— Exercise prompt —
Find all the lines with "JSON" and gather them.

** Start of Material supplied **

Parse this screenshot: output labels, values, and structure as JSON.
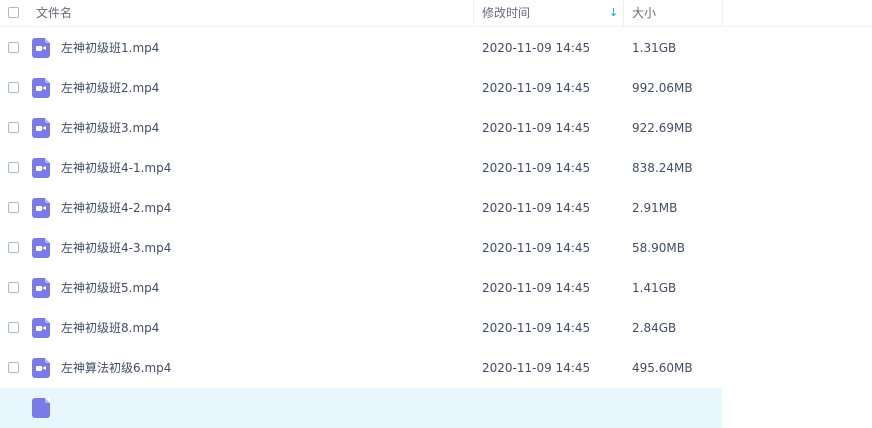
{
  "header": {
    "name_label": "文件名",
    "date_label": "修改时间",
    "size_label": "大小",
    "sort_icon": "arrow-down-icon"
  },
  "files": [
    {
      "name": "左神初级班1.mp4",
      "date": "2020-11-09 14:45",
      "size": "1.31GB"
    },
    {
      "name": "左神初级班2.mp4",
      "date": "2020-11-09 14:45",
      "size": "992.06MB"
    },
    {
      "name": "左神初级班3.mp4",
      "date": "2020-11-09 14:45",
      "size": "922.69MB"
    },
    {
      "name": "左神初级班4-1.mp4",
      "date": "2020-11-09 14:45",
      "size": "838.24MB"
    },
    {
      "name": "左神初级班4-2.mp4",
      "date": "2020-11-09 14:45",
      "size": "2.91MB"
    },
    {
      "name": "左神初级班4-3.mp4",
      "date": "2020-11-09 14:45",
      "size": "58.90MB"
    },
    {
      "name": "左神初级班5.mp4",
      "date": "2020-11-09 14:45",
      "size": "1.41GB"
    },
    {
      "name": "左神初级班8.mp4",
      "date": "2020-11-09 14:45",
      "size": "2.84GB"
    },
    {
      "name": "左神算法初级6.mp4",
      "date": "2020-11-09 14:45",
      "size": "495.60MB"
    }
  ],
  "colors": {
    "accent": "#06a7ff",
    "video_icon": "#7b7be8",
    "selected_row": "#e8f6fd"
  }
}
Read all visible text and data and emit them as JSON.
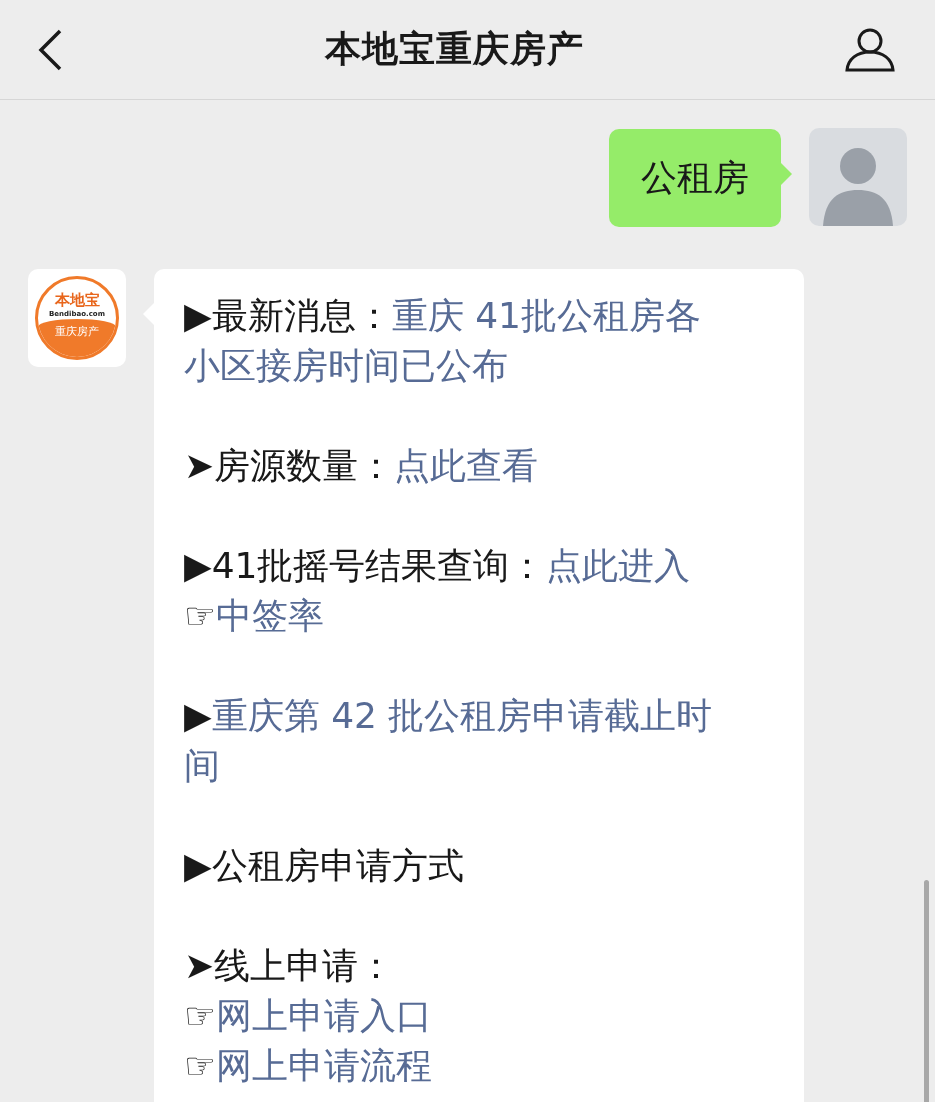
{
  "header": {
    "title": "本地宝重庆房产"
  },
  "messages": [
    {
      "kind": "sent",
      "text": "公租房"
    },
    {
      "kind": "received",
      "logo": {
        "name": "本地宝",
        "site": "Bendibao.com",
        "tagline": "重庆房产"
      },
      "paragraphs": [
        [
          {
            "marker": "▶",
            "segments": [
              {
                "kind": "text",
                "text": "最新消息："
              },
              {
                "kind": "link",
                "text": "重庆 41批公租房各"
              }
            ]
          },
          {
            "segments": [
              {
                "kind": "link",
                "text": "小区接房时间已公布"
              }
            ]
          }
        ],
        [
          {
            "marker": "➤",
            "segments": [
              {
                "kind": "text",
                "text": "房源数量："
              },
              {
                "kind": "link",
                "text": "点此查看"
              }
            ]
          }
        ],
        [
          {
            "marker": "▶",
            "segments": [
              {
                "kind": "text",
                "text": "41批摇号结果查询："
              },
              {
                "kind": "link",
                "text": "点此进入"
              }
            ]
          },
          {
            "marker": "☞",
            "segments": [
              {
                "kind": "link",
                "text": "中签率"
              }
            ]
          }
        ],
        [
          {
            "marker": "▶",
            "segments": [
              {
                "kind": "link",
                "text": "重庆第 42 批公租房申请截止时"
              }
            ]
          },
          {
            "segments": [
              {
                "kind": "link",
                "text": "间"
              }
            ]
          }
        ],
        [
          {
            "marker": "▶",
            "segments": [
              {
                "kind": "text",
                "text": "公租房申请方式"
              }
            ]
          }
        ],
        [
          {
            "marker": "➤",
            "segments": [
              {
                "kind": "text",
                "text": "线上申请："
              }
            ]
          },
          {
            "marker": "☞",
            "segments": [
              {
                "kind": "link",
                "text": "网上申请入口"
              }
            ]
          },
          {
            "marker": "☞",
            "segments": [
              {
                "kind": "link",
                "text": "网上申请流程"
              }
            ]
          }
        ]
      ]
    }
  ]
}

** End of Material supplied **
** Start of Material supplied **

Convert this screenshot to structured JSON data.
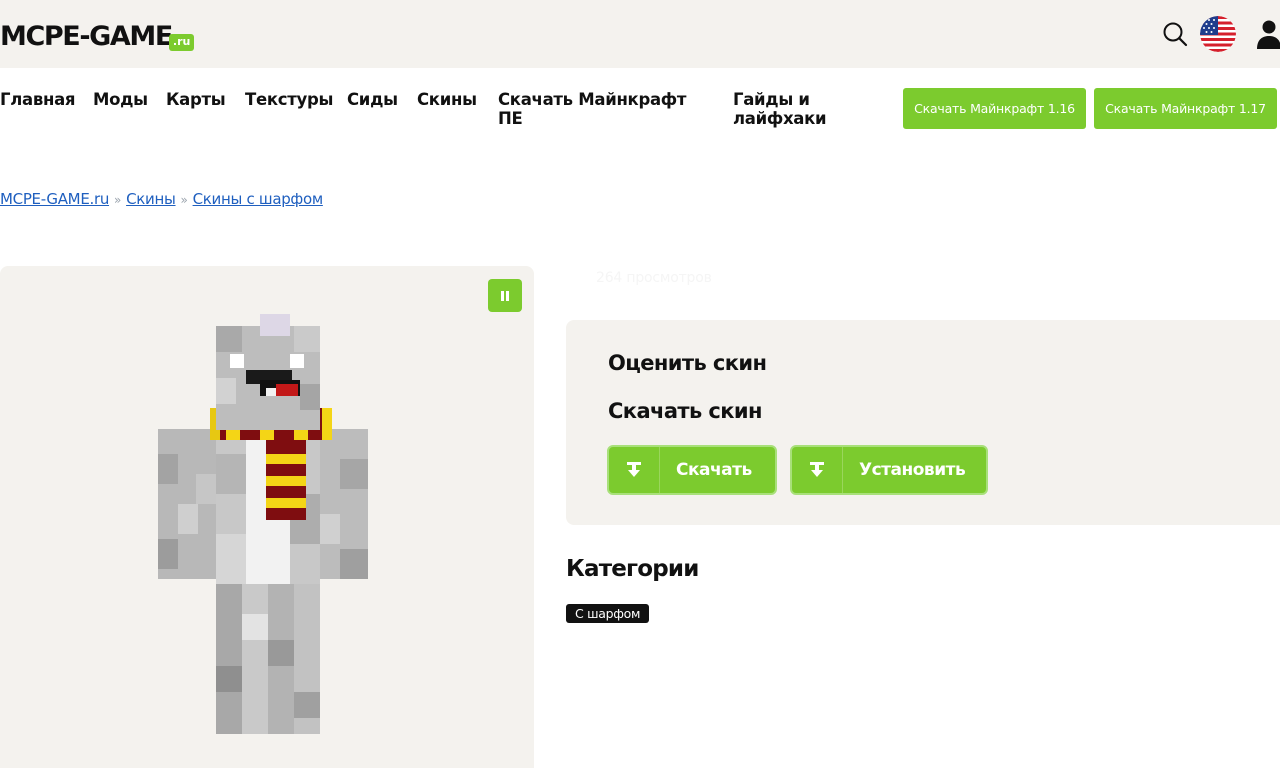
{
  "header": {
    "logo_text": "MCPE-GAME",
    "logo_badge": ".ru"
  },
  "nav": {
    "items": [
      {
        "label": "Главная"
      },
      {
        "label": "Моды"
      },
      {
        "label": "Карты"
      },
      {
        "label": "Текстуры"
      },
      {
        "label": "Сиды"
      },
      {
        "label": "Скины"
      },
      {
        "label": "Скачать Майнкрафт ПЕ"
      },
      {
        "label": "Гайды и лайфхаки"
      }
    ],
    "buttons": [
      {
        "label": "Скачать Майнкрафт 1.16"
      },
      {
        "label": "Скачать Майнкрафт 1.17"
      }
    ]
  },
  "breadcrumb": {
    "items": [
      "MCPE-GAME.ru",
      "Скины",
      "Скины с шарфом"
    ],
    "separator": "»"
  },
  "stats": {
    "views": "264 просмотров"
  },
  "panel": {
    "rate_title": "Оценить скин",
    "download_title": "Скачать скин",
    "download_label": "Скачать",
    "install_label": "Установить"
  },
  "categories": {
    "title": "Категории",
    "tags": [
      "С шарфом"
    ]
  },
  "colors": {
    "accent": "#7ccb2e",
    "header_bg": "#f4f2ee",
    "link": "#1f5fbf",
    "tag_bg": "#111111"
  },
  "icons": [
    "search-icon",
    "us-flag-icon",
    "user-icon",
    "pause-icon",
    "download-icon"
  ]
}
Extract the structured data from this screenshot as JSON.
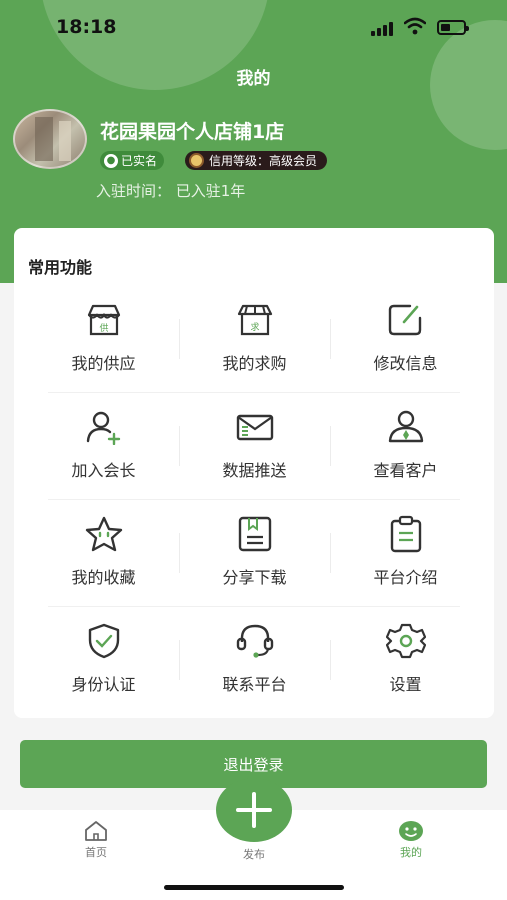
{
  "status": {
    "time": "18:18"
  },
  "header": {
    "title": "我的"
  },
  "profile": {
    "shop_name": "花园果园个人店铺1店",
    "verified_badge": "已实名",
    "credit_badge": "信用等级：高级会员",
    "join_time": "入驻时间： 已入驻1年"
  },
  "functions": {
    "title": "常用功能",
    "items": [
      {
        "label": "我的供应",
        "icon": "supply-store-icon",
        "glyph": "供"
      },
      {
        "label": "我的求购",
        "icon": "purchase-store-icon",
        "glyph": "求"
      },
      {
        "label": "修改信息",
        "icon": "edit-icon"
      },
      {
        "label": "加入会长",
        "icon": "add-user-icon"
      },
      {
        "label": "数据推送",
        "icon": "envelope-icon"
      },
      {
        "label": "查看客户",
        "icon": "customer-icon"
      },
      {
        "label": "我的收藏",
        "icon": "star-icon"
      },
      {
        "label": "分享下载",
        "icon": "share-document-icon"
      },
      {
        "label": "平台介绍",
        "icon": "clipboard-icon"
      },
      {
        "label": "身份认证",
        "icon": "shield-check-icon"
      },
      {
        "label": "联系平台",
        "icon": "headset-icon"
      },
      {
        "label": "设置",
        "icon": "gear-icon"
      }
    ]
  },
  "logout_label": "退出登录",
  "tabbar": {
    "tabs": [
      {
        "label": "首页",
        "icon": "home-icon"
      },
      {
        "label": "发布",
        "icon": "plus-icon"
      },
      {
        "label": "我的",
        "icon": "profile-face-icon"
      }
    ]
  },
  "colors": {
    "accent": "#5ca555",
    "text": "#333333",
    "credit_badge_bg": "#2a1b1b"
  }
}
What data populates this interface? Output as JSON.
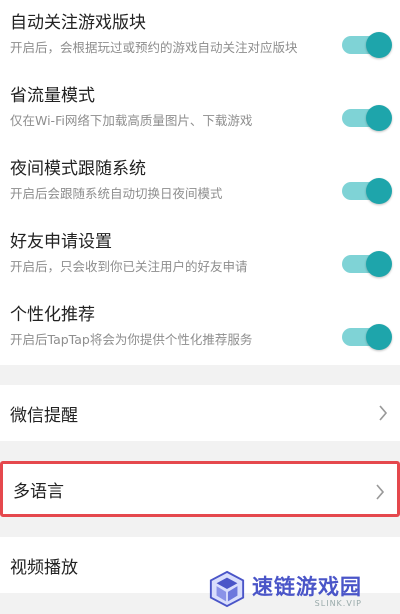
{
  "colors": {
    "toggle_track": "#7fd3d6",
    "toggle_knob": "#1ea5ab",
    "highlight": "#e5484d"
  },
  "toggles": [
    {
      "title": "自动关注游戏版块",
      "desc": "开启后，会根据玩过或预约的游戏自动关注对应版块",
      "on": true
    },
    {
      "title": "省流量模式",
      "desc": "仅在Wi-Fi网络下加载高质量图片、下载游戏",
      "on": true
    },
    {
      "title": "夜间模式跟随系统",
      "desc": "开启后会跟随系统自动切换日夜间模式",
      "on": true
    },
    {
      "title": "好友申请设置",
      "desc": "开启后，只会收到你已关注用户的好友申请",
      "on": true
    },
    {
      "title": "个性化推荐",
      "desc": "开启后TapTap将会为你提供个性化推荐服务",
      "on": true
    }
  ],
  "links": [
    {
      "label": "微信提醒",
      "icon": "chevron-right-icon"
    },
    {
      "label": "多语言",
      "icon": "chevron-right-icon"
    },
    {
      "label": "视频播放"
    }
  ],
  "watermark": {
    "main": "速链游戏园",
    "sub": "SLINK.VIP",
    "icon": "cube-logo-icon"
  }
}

** End of Material supplied **

— Response —
Parse this screenshot: output labels, values, and structure as JSON.
Read all visible text and data and emit them as JSON.
Convert this screenshot to structured JSON data.
Extract the structured data from this screenshot as JSON.
What data populates this interface? Output as JSON.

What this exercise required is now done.